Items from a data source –
* Begin *

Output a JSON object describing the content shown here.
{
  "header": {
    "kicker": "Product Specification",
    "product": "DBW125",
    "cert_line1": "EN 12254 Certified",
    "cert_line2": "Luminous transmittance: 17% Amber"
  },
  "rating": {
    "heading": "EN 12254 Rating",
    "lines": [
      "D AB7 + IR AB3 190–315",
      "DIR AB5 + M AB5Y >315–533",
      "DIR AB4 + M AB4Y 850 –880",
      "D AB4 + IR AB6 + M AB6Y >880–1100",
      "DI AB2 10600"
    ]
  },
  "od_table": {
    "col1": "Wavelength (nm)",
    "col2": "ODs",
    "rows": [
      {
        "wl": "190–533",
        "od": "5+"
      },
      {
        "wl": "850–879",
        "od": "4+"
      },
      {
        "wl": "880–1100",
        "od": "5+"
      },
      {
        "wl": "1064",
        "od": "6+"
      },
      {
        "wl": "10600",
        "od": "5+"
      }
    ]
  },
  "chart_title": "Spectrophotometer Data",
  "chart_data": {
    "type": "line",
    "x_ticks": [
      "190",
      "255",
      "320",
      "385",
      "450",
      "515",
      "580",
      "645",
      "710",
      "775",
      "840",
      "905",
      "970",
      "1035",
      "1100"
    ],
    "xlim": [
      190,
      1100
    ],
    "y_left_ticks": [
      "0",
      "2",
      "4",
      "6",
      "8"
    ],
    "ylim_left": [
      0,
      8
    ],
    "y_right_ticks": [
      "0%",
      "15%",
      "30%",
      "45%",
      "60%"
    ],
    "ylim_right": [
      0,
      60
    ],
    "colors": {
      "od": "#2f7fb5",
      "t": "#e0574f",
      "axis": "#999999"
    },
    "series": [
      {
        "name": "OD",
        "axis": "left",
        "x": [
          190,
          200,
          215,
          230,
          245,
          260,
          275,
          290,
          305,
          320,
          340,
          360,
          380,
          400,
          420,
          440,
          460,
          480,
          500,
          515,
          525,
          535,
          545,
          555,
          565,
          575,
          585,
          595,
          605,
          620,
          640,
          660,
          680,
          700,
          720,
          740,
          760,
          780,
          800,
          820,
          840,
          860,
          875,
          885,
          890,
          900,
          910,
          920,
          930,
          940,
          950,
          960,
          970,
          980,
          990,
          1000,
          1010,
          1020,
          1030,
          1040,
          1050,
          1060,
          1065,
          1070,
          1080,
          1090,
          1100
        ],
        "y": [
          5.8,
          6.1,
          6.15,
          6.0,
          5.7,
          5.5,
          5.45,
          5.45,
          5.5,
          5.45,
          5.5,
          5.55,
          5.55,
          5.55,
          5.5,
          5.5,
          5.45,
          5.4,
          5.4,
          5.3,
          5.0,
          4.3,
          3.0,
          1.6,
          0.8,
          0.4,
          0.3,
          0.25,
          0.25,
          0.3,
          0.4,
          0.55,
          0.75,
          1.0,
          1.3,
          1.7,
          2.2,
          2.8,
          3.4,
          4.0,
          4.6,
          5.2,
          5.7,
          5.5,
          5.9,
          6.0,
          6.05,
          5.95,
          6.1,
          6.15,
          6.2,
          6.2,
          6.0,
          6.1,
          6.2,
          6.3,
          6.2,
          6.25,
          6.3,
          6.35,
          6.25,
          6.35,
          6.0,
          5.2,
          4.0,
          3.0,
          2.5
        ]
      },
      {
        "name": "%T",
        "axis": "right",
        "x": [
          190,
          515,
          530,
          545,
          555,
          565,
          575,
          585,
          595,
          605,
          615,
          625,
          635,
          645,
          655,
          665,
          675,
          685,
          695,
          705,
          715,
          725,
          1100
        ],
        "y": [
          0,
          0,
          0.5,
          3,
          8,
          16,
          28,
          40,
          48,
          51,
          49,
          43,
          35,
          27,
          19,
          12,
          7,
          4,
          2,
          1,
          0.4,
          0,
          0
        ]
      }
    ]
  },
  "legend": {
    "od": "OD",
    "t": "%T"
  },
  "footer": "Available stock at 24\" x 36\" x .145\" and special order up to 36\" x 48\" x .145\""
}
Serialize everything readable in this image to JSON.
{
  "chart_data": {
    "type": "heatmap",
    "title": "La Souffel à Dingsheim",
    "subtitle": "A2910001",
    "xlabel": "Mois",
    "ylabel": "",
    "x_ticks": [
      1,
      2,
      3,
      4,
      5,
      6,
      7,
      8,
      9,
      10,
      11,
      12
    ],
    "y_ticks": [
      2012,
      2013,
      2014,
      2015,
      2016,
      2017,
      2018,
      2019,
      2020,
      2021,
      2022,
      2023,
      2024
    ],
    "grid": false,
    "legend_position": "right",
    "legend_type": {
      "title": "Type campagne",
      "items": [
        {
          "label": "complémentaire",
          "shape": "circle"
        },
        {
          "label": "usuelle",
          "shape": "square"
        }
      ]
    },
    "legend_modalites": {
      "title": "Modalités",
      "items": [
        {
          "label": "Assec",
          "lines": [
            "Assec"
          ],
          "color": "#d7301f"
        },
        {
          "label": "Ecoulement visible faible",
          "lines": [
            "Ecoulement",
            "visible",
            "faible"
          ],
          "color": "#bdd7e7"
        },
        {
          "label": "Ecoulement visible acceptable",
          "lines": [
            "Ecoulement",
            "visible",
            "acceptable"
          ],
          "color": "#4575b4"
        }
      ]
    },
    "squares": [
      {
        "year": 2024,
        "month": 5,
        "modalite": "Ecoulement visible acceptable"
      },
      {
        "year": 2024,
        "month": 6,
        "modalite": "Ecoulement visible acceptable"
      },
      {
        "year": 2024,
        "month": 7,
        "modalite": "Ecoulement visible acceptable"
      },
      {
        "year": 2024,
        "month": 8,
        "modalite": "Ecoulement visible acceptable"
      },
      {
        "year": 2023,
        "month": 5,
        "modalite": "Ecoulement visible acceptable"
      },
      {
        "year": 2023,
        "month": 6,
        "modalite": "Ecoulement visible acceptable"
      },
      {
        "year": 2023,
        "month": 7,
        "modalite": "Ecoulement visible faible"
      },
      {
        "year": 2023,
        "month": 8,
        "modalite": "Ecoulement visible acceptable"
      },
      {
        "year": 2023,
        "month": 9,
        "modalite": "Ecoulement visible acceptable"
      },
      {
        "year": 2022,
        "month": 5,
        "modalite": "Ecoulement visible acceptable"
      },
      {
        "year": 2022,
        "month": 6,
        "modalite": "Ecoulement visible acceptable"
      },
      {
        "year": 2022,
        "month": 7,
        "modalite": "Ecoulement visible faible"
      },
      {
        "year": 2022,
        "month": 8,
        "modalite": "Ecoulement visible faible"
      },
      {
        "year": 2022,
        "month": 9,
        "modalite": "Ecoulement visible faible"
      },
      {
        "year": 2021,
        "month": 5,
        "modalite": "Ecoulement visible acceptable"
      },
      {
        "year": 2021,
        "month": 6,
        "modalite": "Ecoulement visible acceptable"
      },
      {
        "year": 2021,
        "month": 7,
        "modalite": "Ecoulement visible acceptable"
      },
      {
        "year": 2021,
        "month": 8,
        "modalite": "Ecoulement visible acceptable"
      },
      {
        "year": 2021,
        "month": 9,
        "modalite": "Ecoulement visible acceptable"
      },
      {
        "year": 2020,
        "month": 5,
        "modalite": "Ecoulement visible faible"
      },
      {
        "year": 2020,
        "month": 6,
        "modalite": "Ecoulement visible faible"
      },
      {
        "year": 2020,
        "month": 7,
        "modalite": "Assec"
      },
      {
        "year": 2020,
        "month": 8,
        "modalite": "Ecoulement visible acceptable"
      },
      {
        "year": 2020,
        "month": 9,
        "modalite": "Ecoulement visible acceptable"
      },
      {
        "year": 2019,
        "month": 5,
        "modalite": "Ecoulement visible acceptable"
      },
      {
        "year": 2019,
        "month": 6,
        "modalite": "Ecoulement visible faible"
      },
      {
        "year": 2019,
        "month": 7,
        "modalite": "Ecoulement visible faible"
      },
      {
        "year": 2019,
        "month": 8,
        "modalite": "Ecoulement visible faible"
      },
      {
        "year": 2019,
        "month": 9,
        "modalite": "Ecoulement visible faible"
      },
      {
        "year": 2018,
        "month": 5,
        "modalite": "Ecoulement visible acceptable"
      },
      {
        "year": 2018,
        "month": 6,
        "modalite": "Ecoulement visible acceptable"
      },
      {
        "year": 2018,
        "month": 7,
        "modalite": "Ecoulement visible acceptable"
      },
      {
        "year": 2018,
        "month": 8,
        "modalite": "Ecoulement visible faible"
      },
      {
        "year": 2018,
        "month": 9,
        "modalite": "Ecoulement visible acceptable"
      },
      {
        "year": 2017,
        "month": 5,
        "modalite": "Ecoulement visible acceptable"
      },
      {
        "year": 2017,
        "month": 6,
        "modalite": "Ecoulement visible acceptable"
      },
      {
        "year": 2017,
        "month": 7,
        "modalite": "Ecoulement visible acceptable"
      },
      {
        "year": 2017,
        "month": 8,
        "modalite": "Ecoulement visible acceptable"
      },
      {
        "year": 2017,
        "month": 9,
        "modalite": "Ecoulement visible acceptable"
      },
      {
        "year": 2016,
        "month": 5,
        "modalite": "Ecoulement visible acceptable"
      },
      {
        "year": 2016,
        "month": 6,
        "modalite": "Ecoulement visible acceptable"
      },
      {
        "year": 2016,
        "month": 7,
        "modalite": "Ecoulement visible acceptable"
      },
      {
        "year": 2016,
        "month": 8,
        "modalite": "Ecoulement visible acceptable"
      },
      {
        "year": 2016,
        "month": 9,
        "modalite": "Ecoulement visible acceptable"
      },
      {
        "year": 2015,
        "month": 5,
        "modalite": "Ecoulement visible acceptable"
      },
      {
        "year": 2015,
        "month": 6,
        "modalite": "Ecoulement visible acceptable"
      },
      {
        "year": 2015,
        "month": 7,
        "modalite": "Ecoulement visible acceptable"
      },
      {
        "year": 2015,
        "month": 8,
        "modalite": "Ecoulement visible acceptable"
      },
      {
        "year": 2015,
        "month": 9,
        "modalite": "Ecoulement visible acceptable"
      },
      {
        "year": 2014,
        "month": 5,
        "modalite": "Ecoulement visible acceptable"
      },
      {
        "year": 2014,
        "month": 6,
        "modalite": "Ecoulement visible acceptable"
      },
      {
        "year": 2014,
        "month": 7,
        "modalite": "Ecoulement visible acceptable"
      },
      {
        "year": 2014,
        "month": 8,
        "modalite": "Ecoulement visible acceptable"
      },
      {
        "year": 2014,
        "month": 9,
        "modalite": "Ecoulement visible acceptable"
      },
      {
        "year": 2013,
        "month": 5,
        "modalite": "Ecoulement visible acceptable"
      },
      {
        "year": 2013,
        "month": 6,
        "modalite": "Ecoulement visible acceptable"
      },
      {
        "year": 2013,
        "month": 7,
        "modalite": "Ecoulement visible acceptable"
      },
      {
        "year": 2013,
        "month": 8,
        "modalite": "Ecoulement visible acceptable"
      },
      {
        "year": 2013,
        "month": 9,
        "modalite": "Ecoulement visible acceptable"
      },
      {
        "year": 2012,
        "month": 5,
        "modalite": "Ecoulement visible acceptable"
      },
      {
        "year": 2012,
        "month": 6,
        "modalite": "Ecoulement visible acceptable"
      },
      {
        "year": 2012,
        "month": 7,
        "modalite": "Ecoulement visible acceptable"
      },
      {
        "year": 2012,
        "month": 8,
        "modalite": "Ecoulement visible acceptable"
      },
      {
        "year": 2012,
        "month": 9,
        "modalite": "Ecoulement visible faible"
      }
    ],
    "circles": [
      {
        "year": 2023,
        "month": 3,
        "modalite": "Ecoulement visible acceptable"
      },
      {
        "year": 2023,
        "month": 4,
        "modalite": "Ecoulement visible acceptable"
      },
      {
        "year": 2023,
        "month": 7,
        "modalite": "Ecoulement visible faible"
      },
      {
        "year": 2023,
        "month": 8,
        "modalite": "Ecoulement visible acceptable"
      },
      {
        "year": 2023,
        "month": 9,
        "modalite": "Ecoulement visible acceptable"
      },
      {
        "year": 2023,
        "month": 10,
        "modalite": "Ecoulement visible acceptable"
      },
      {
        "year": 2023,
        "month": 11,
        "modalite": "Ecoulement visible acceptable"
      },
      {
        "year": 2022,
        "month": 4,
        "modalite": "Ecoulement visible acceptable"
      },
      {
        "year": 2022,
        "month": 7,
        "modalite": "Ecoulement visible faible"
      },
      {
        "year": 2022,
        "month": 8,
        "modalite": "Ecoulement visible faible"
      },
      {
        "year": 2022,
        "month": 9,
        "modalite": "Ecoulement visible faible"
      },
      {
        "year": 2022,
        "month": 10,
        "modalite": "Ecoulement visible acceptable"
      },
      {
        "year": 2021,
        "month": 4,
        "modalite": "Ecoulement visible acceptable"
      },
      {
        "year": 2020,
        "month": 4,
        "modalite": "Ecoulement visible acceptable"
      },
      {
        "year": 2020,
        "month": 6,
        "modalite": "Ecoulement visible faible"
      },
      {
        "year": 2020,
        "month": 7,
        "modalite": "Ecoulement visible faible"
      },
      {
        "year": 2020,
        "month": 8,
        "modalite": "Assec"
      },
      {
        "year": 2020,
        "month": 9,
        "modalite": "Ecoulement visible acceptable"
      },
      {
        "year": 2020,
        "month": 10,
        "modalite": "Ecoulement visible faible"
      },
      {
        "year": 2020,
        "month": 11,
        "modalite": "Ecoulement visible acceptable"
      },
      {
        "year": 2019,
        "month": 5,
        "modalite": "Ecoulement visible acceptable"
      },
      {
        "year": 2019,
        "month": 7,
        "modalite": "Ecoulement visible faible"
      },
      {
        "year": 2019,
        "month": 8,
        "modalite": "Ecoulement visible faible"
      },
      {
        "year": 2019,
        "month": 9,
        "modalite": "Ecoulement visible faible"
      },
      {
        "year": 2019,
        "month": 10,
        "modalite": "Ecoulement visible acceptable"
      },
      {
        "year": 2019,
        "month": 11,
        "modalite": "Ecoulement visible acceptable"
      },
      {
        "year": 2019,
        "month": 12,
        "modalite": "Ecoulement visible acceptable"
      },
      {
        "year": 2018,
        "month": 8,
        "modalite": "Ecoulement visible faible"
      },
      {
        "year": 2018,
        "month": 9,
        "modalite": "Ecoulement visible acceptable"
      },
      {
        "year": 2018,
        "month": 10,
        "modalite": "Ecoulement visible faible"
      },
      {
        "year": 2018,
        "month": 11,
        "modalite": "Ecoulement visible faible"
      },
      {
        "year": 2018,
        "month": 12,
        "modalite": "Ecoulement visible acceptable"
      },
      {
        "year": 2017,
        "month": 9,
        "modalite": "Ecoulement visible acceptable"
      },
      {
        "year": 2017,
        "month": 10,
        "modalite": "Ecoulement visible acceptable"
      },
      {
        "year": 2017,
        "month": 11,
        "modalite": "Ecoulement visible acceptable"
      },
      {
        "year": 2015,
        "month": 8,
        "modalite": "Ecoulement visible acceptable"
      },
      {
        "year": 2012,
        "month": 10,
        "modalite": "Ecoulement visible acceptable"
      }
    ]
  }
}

* End *

Identify each line in the records above containing the word "Assec"; copy those lines.

Solution to this exercise –
          "label": "Assec",
            "Assec"
        "modalite": "Assec"
        "modalite": "Assec"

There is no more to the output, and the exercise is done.